Work to do — Write out every entry word for word.

[Extracted data entries]
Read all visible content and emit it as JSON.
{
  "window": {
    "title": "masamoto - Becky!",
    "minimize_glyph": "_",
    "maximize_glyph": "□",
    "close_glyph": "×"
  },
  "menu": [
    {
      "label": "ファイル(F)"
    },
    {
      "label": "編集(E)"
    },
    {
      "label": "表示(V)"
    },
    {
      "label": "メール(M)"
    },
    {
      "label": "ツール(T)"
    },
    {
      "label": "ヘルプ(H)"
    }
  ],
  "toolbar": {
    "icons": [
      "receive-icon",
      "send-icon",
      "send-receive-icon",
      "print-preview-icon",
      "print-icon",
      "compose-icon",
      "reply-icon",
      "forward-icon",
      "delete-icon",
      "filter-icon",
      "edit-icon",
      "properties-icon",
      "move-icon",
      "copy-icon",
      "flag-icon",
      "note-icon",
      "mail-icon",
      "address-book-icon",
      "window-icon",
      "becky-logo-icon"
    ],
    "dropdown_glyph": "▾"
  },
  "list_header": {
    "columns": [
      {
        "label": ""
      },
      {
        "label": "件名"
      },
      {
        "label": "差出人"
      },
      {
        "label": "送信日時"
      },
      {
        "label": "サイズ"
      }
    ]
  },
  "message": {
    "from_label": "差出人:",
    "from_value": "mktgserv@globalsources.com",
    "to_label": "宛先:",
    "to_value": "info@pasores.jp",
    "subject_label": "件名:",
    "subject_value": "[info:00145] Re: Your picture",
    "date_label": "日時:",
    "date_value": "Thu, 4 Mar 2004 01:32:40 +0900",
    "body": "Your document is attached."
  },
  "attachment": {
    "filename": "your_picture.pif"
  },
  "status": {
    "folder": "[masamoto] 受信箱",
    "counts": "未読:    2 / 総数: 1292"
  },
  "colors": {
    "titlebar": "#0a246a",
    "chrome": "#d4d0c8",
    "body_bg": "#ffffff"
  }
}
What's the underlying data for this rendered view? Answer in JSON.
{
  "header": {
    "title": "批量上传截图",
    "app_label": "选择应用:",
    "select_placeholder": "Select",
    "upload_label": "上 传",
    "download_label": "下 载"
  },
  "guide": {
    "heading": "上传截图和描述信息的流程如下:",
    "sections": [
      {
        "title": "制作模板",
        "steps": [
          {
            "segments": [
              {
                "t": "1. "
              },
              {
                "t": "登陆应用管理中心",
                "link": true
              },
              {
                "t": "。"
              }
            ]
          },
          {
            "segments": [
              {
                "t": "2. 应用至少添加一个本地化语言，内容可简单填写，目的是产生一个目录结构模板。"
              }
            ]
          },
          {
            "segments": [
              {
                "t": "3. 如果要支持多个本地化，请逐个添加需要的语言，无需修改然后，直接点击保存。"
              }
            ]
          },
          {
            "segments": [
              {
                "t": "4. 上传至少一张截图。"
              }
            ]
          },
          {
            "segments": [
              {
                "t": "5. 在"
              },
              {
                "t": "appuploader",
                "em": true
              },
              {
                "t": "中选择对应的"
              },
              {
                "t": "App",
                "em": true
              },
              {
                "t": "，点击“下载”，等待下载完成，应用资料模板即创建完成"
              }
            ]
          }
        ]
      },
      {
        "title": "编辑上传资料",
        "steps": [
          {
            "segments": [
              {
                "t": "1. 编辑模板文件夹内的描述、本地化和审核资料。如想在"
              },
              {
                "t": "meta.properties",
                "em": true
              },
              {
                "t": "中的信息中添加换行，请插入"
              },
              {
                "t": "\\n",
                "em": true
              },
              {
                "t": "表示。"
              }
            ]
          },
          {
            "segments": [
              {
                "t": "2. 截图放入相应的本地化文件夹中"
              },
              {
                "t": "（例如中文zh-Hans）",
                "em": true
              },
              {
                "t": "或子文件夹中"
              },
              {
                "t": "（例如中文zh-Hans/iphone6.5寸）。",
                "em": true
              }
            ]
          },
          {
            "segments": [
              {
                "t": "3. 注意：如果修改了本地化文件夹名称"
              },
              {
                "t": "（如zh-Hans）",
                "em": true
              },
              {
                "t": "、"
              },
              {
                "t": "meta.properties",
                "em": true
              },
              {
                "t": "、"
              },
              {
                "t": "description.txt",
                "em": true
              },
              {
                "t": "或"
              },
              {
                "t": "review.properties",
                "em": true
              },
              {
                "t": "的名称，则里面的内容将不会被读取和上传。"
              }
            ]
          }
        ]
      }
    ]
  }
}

Answer to this task —
Read all visible content and emit it as JSON.
{
  "window": {
    "title": "masamoto - Becky!",
    "minimize_glyph": "_",
    "maximize_glyph": "□",
    "close_glyph": "×"
  },
  "menu": [
    {
      "label": "ファイル(F)"
    },
    {
      "label": "編集(E)"
    },
    {
      "label": "表示(V)"
    },
    {
      "label": "メール(M)"
    },
    {
      "label": "ツール(T)"
    },
    {
      "label": "ヘルプ(H)"
    }
  ],
  "toolbar": {
    "icons": [
      "receive-icon",
      "send-icon",
      "send-receive-icon",
      "print-preview-icon",
      "print-icon",
      "compose-icon",
      "reply-icon",
      "forward-icon",
      "delete-icon",
      "filter-icon",
      "edit-icon",
      "properties-icon",
      "move-icon",
      "copy-icon",
      "flag-icon",
      "note-icon",
      "mail-icon",
      "address-book-icon",
      "window-icon",
      "becky-logo-icon"
    ],
    "dropdown_glyph": "▾"
  },
  "list_header": {
    "columns": [
      {
        "label": ""
      },
      {
        "label": "件名"
      },
      {
        "label": "差出人"
      },
      {
        "label": "送信日時"
      },
      {
        "label": "サイズ"
      }
    ]
  },
  "message": {
    "from_label": "差出人:",
    "from_value": "mktgserv@globalsources.com",
    "to_label": "宛先:",
    "to_value": "info@pasores.jp",
    "subject_label": "件名:",
    "subject_value": "[info:00145] Re: Your picture",
    "date_label": "日時:",
    "date_value": "Thu, 4 Mar 2004 01:32:40 +0900",
    "body": "Your document is attached."
  },
  "attachment": {
    "filename": "your_picture.pif"
  },
  "status": {
    "folder": "[masamoto] 受信箱",
    "counts": "未読:    2 / 総数: 1292"
  },
  "colors": {
    "titlebar": "#0a246a",
    "chrome": "#d4d0c8",
    "body_bg": "#ffffff"
  }
}
What's the underlying data for this rendered view? Answer in JSON.
{
  "header": {
    "title": "批量上传截图",
    "app_label": "选择应用:",
    "select_placeholder": "Select",
    "upload_label": "上 传",
    "download_label": "下 载"
  },
  "guide": {
    "heading": "上传截图和描述信息的流程如下:",
    "sections": [
      {
        "title": "制作模板",
        "steps": [
          {
            "segments": [
              {
                "t": "1. "
              },
              {
                "t": "登陆应用管理中心",
                "link": true
              },
              {
                "t": "。"
              }
            ]
          },
          {
            "segments": [
              {
                "t": "2. 应用至少添加一个本地化语言，内容可简单填写，目的是产生一个目录结构模板。"
              }
            ]
          },
          {
            "segments": [
              {
                "t": "3. 如果要支持多个本地化，请逐个添加需要的语言，无需修改然后，直接点击保存。"
              }
            ]
          },
          {
            "segments": [
              {
                "t": "4. 上传至少一张截图。"
              }
            ]
          },
          {
            "segments": [
              {
                "t": "5. 在"
              },
              {
                "t": "appuploader",
                "em": true
              },
              {
                "t": "中选择对应的"
              },
              {
                "t": "App",
                "em": true
              },
              {
                "t": "，点击“下载”，等待下载完成，应用资料模板即创建完成"
              }
            ]
          }
        ]
      },
      {
        "title": "编辑上传资料",
        "steps": [
          {
            "segments": [
              {
                "t": "1. 编辑模板文件夹内的描述、本地化和审核资料。如想在"
              },
              {
                "t": "meta.properties",
                "em": true
              },
              {
                "t": "中的信息中添加换行，请插入"
              },
              {
                "t": "\\n",
                "em": true
              },
              {
                "t": "表示。"
              }
            ]
          },
          {
            "segments": [
              {
                "t": "2. 截图放入相应的本地化文件夹中"
              },
              {
                "t": "（例如中文zh-Hans）",
                "em": true
              },
              {
                "t": "或子文件夹中"
              },
              {
                "t": "（例如中文zh-Hans/iphone6.5寸）。",
                "em": true
              }
            ]
          },
          {
            "segments": [
              {
                "t": "3. 注意：如果修改了本地化文件夹名称"
              },
              {
                "t": "（如zh-Hans）",
                "em": true
              },
              {
                "t": "、"
              },
              {
                "t": "meta.properties",
                "em": true
              },
              {
                "t": "、"
              },
              {
                "t": "description.txt",
                "em": true
              },
              {
                "t": "或"
              },
              {
                "t": "review.properties",
                "em": true
              },
              {
                "t": "的名称，则里面的内容将不会被读取和上传。"
              }
            ]
          }
        ]
      }
    ]
  }
}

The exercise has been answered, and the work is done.